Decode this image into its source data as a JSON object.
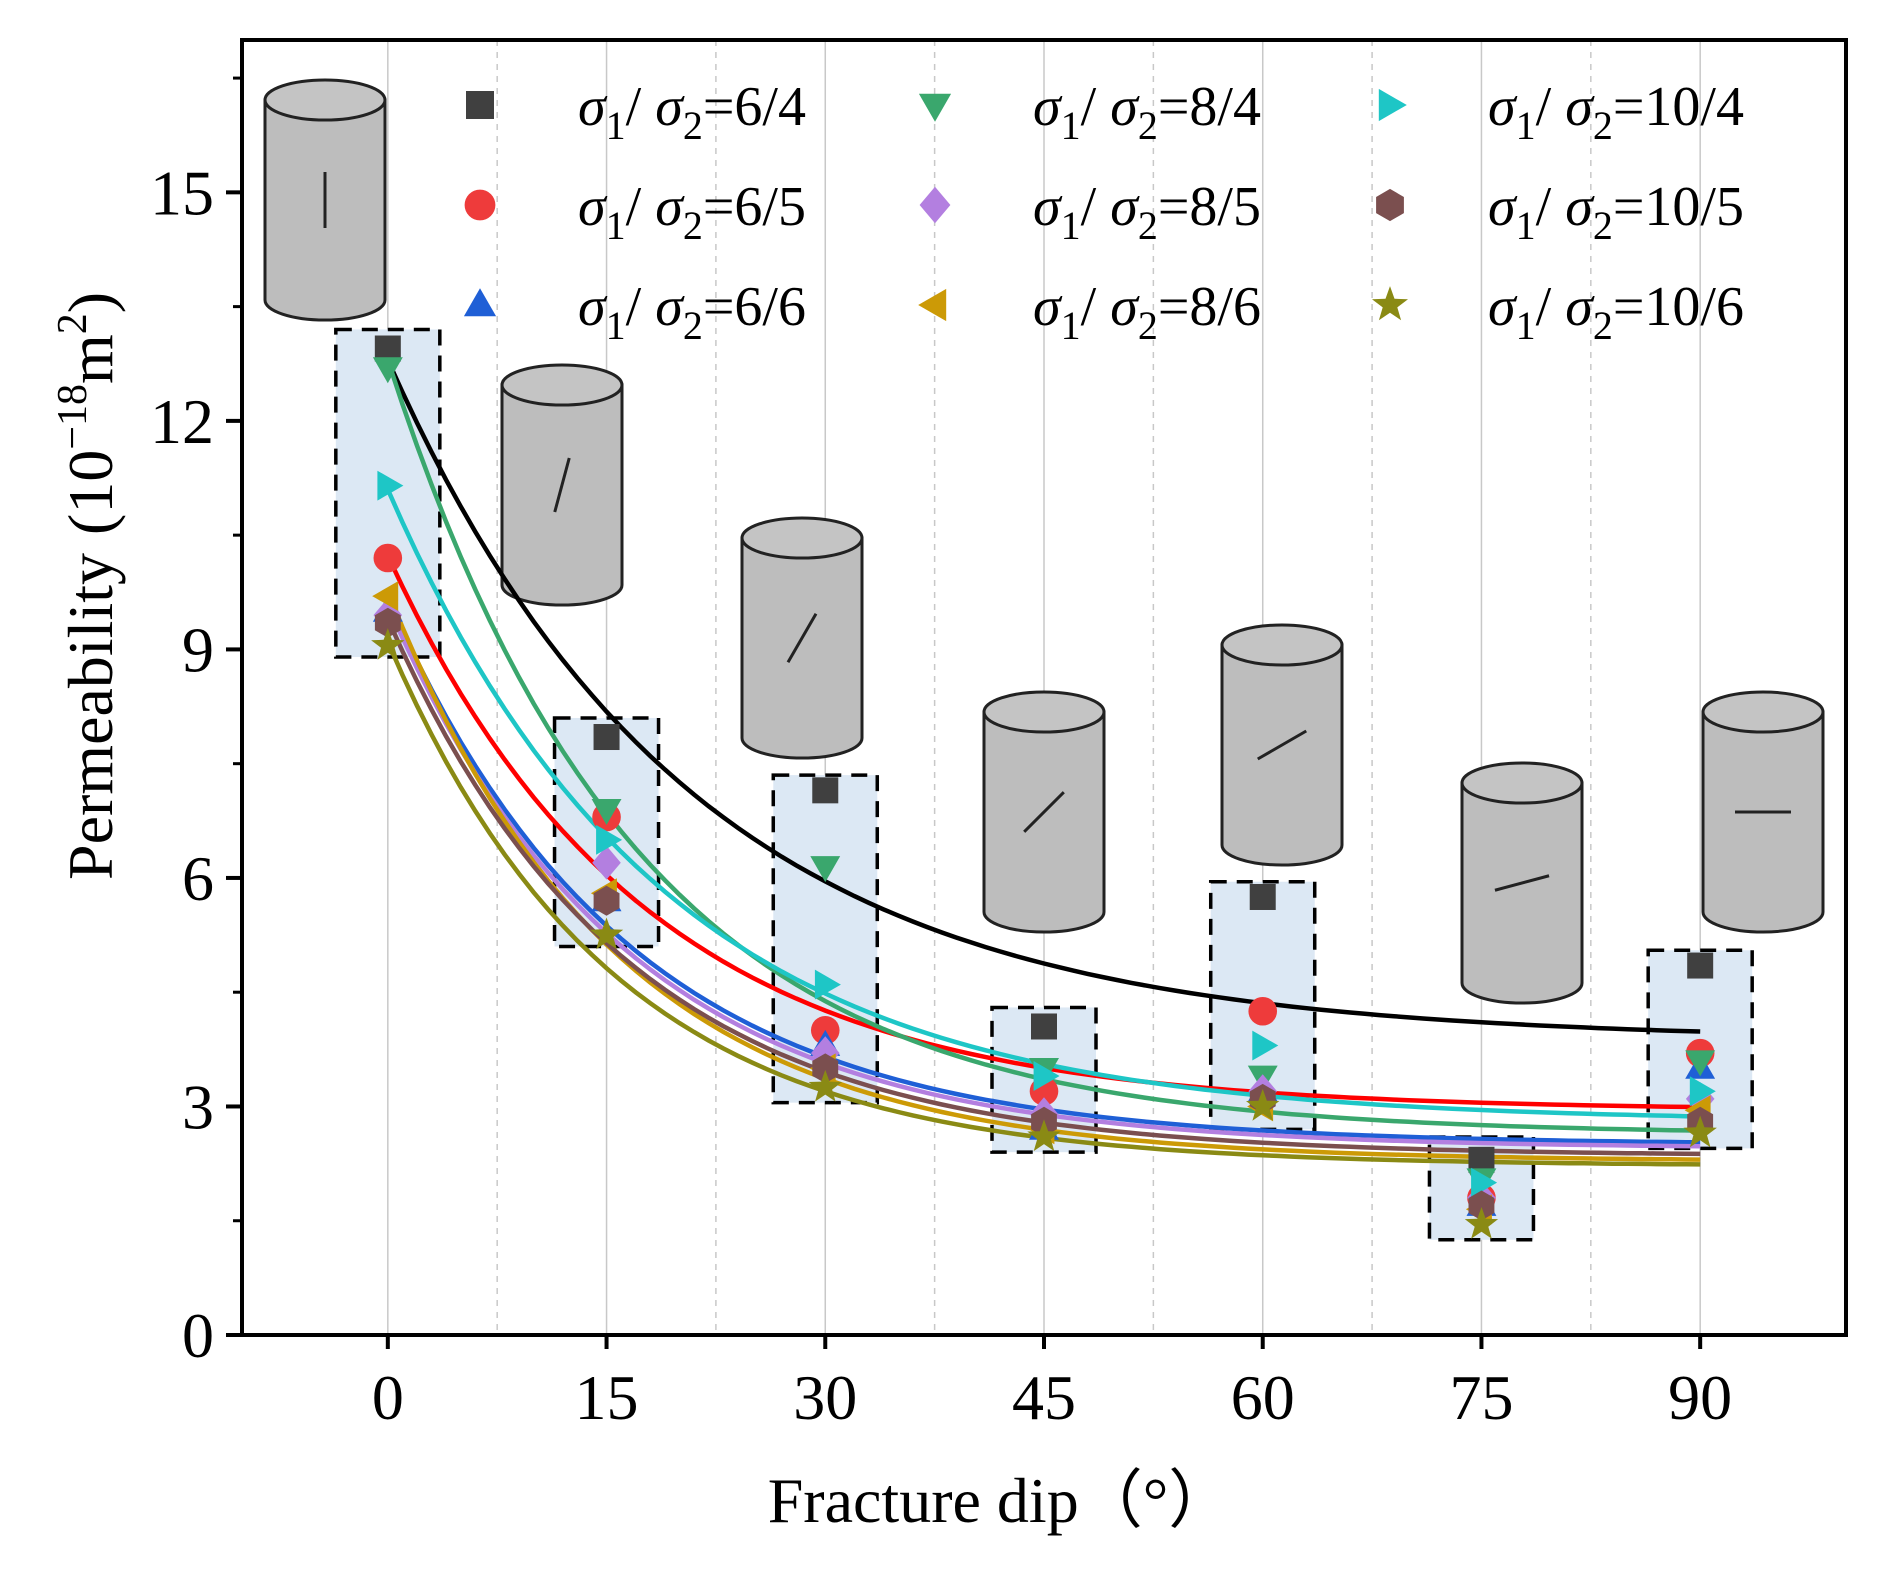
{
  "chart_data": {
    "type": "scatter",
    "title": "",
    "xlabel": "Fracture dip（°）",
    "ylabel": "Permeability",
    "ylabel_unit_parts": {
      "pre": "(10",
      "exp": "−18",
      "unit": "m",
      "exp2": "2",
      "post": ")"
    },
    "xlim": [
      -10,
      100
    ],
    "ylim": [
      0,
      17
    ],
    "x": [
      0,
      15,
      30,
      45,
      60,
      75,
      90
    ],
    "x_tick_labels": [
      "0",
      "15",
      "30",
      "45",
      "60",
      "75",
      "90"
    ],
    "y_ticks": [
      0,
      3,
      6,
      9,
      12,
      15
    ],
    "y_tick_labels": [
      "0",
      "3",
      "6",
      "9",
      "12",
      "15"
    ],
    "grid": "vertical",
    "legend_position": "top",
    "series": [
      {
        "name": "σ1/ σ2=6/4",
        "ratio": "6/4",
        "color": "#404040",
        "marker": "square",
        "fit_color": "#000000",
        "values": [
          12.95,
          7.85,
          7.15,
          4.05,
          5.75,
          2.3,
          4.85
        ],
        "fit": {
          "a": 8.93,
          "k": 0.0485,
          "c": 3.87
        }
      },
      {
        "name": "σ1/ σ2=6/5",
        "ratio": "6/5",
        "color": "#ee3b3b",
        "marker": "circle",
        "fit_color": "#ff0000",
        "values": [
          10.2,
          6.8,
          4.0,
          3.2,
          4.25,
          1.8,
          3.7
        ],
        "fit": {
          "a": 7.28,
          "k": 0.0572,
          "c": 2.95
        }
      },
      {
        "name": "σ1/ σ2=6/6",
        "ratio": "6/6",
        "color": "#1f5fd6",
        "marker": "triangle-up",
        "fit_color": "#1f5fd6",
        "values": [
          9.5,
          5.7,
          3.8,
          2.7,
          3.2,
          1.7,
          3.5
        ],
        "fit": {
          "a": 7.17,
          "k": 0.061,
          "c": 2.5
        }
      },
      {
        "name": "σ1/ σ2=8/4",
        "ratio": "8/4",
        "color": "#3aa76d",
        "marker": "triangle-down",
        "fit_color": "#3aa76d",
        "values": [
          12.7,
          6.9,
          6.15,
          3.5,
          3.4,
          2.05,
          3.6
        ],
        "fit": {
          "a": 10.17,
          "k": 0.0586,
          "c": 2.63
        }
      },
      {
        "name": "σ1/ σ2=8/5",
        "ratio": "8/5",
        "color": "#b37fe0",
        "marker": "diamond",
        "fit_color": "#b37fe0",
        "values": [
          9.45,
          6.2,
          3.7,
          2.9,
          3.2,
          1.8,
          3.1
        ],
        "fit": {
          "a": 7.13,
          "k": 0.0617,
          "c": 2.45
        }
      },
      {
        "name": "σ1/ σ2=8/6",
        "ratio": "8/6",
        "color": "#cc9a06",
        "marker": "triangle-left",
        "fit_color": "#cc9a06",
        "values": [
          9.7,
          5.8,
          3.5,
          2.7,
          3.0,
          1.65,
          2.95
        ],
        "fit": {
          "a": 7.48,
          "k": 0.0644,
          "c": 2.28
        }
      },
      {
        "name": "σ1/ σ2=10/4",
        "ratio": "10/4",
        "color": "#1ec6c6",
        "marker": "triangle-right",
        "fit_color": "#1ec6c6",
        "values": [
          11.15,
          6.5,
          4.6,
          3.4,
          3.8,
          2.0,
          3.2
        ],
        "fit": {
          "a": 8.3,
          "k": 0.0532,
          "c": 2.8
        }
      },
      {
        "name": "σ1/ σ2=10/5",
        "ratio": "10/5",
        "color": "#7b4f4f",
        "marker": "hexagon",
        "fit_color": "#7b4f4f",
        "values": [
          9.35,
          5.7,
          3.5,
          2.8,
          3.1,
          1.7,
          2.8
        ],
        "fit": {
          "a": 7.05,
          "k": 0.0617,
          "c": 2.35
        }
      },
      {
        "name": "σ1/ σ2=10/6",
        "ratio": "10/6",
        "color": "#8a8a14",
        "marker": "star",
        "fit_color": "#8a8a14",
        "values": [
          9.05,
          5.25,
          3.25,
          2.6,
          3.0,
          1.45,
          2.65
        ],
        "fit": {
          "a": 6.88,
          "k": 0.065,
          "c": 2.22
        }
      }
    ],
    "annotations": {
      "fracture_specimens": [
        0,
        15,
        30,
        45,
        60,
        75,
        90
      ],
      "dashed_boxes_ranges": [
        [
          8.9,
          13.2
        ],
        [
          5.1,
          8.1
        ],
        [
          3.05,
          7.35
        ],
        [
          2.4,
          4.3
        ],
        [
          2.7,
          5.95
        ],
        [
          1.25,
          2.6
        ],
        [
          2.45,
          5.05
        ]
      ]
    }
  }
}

┄┄┄┄┄┄┄┄┄┄┄┄┄┄┄┄┄┄┄┄

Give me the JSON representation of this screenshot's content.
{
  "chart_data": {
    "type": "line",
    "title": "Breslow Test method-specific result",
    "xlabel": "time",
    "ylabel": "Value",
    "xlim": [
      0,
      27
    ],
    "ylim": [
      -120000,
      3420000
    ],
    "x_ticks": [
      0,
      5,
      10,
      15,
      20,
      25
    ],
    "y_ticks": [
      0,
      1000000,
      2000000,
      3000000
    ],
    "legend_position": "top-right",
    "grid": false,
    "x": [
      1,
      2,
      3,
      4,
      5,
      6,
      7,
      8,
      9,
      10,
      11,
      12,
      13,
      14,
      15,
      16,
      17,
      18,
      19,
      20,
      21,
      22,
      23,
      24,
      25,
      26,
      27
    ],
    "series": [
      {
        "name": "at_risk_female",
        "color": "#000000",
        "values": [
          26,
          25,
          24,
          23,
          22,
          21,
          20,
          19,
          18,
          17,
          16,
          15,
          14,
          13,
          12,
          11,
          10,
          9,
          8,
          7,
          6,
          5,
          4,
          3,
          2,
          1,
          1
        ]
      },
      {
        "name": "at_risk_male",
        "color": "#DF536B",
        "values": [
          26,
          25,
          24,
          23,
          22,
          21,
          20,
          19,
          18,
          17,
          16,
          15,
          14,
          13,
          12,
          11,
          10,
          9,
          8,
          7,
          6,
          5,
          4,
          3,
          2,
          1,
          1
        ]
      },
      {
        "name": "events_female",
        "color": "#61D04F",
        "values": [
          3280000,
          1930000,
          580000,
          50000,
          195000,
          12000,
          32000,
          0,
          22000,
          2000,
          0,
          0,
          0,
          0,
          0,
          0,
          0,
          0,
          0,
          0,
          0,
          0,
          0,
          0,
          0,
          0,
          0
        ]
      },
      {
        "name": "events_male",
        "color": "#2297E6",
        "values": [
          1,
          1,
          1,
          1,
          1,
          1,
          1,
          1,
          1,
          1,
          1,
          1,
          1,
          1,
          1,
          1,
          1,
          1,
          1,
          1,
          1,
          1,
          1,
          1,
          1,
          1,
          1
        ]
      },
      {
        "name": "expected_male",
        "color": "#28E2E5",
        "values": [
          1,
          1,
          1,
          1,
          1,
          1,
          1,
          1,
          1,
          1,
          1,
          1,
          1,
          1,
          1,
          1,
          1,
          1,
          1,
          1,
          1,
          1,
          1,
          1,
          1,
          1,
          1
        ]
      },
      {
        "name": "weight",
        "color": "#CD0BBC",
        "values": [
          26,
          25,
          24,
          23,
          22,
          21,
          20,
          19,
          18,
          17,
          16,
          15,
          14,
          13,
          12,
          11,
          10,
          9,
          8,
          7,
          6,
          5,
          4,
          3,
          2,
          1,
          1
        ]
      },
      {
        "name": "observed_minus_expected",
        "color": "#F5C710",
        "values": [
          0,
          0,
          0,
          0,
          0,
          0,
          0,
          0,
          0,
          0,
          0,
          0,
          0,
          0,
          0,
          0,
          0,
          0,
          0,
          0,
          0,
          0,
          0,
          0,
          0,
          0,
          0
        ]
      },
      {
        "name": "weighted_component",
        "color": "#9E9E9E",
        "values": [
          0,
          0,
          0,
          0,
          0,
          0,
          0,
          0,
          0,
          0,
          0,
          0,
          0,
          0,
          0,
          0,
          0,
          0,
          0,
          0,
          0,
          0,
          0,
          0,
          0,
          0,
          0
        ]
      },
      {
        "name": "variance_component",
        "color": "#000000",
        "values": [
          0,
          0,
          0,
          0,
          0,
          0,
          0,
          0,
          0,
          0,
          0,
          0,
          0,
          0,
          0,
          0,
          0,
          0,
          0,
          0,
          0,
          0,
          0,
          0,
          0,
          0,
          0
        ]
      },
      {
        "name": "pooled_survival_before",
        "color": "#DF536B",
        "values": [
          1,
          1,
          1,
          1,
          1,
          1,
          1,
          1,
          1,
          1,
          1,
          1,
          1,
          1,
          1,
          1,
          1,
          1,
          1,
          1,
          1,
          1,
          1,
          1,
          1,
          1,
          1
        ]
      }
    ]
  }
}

┄┄┄┄┄┄┄┄┄┄┄┄┄┄┄┄┄┄┄┄

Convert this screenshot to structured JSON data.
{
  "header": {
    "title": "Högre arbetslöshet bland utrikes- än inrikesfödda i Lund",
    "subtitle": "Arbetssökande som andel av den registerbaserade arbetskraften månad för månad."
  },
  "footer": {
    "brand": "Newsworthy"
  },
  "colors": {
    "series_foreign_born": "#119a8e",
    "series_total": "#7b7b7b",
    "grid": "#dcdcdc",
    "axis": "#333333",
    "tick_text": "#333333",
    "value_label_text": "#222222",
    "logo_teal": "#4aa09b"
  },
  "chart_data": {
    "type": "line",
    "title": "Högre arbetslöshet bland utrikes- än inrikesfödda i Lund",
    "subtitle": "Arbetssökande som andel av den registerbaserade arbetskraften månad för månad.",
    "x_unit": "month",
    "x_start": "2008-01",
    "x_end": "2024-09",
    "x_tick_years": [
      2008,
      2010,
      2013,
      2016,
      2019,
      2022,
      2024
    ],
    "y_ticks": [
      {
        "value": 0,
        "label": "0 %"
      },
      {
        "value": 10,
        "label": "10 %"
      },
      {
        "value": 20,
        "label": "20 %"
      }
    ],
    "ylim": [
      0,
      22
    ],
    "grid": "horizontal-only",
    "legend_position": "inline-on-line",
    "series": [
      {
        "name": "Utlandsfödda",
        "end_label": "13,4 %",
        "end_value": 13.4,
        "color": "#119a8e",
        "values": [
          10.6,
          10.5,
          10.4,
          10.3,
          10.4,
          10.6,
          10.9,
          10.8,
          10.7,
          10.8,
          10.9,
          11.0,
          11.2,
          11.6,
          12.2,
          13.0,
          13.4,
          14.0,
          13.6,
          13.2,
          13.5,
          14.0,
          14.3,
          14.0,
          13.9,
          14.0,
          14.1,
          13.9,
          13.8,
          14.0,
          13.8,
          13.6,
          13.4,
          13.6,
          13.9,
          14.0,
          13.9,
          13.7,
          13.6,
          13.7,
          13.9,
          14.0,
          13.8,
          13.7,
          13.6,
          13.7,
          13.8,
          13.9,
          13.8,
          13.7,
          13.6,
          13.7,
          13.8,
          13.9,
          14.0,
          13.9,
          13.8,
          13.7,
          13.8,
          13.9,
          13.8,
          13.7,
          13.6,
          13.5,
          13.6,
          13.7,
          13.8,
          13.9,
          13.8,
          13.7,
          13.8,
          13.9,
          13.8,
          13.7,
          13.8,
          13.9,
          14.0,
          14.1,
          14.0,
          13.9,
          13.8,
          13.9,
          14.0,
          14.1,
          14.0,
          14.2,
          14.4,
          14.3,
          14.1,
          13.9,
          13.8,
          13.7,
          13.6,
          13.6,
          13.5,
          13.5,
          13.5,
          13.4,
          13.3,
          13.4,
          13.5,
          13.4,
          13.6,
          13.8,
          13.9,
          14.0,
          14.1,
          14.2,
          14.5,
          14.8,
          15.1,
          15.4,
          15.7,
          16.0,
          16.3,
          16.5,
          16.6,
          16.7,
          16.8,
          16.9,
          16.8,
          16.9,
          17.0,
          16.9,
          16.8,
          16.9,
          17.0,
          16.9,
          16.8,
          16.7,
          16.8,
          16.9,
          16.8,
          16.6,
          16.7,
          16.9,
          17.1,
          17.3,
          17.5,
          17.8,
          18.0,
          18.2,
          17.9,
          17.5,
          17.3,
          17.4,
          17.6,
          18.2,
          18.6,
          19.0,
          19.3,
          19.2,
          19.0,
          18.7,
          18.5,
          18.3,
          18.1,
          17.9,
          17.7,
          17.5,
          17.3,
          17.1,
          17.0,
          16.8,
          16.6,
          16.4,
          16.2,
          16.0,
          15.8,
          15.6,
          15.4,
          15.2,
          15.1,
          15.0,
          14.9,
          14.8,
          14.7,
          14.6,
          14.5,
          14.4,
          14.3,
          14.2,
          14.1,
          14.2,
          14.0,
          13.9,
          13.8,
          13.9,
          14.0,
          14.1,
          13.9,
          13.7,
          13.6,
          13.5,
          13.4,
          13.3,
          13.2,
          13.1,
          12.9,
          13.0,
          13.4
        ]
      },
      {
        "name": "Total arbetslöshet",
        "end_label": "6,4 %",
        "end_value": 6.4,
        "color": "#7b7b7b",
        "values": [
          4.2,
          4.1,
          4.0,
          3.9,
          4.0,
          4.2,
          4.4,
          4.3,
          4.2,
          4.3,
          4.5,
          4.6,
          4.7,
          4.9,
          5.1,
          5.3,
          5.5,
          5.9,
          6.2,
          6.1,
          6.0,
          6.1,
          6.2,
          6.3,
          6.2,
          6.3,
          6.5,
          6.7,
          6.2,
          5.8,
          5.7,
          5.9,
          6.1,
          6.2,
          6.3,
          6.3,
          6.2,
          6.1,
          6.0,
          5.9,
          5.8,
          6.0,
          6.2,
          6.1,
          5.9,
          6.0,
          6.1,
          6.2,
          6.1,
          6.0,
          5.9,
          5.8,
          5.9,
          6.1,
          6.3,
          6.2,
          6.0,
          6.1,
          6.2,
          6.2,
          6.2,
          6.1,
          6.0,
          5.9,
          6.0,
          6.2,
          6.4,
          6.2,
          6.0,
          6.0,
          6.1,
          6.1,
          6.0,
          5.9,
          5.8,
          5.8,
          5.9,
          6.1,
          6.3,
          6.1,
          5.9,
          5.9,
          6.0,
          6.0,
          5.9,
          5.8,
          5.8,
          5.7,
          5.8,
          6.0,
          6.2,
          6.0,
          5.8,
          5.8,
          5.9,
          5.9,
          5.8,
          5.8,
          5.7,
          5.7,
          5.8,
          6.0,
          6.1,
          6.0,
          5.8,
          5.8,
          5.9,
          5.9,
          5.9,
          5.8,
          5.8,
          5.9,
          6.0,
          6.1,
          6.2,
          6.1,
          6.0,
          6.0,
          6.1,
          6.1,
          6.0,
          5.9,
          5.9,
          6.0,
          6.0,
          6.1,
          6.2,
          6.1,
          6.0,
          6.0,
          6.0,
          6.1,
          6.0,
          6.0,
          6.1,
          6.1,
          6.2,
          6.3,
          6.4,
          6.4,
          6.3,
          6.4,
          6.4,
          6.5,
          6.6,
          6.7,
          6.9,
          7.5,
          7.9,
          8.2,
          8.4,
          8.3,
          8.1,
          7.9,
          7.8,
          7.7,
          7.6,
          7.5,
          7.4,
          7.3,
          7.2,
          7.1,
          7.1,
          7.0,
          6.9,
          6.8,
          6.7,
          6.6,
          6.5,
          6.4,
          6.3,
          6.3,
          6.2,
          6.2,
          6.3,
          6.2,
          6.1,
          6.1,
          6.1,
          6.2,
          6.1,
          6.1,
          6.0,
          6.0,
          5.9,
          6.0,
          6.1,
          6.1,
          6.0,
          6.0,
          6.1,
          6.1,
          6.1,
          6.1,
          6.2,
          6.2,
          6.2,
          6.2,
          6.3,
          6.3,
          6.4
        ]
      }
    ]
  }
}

┄┄┄┄┄┄┄┄┄┄┄┄┄┄┄┄┄┄┄┄

Stated task> Reproduce each line from the records that contains the word "arbetskraften".

The response>
    "subtitle": "Arbetssökande som andel av den registerbaserade arbetskraften månad för månad."
    "subtitle": "Arbetssökande som andel av den registerbaserade arbetskraften månad för månad.",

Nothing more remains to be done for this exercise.